## Records to process
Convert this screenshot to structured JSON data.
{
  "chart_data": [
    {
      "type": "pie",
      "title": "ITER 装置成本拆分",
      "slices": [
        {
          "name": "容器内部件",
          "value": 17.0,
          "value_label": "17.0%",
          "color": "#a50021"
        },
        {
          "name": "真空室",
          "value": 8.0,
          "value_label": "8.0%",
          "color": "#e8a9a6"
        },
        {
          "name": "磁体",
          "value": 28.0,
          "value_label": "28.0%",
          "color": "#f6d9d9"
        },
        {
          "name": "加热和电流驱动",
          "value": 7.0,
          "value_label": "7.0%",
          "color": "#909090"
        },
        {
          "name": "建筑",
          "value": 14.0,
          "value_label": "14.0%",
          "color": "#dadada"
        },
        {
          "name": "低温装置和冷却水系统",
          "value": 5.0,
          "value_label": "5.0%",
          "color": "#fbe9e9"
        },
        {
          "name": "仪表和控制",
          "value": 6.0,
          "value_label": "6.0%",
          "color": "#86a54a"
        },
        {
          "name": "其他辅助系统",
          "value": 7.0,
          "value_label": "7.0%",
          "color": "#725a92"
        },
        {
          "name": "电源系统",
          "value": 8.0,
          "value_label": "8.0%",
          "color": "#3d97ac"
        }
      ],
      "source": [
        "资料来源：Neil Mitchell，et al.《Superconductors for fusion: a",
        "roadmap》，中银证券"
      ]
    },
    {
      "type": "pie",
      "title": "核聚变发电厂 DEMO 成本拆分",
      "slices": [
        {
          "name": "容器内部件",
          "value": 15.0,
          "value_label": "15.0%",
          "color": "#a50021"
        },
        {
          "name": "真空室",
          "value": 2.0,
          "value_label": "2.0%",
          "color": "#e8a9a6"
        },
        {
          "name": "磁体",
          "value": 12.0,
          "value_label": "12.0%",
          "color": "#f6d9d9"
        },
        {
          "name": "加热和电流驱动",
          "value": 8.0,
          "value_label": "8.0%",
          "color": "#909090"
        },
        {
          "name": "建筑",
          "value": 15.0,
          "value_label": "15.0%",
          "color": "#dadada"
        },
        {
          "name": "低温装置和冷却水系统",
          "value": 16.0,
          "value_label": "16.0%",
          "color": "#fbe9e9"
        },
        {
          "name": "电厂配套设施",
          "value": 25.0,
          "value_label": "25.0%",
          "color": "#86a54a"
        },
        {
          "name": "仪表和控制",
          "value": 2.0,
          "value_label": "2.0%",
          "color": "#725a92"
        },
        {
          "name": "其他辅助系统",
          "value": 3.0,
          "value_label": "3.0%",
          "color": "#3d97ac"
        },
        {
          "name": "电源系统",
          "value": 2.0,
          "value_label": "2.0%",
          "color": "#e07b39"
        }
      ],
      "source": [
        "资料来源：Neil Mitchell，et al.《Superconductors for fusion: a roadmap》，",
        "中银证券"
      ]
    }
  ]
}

## Task directions
Transcribe all of the material exactly. Omit nothing.

## Full response
Convert this screenshot to structured JSON data.
{
  "chart_data": [
    {
      "type": "pie",
      "title": "ITER 装置成本拆分",
      "slices": [
        {
          "name": "容器内部件",
          "value": 17.0,
          "value_label": "17.0%",
          "color": "#a50021"
        },
        {
          "name": "真空室",
          "value": 8.0,
          "value_label": "8.0%",
          "color": "#e8a9a6"
        },
        {
          "name": "磁体",
          "value": 28.0,
          "value_label": "28.0%",
          "color": "#f6d9d9"
        },
        {
          "name": "加热和电流驱动",
          "value": 7.0,
          "value_label": "7.0%",
          "color": "#909090"
        },
        {
          "name": "建筑",
          "value": 14.0,
          "value_label": "14.0%",
          "color": "#dadada"
        },
        {
          "name": "低温装置和冷却水系统",
          "value": 5.0,
          "value_label": "5.0%",
          "color": "#fbe9e9"
        },
        {
          "name": "仪表和控制",
          "value": 6.0,
          "value_label": "6.0%",
          "color": "#86a54a"
        },
        {
          "name": "其他辅助系统",
          "value": 7.0,
          "value_label": "7.0%",
          "color": "#725a92"
        },
        {
          "name": "电源系统",
          "value": 8.0,
          "value_label": "8.0%",
          "color": "#3d97ac"
        }
      ],
      "source": [
        "资料来源：Neil Mitchell，et al.《Superconductors for fusion: a",
        "roadmap》，中银证券"
      ]
    },
    {
      "type": "pie",
      "title": "核聚变发电厂 DEMO 成本拆分",
      "slices": [
        {
          "name": "容器内部件",
          "value": 15.0,
          "value_label": "15.0%",
          "color": "#a50021"
        },
        {
          "name": "真空室",
          "value": 2.0,
          "value_label": "2.0%",
          "color": "#e8a9a6"
        },
        {
          "name": "磁体",
          "value": 12.0,
          "value_label": "12.0%",
          "color": "#f6d9d9"
        },
        {
          "name": "加热和电流驱动",
          "value": 8.0,
          "value_label": "8.0%",
          "color": "#909090"
        },
        {
          "name": "建筑",
          "value": 15.0,
          "value_label": "15.0%",
          "color": "#dadada"
        },
        {
          "name": "低温装置和冷却水系统",
          "value": 16.0,
          "value_label": "16.0%",
          "color": "#fbe9e9"
        },
        {
          "name": "电厂配套设施",
          "value": 25.0,
          "value_label": "25.0%",
          "color": "#86a54a"
        },
        {
          "name": "仪表和控制",
          "value": 2.0,
          "value_label": "2.0%",
          "color": "#725a92"
        },
        {
          "name": "其他辅助系统",
          "value": 3.0,
          "value_label": "3.0%",
          "color": "#3d97ac"
        },
        {
          "name": "电源系统",
          "value": 2.0,
          "value_label": "2.0%",
          "color": "#e07b39"
        }
      ],
      "source": [
        "资料来源：Neil Mitchell，et al.《Superconductors for fusion: a roadmap》，",
        "中银证券"
      ]
    }
  ]
}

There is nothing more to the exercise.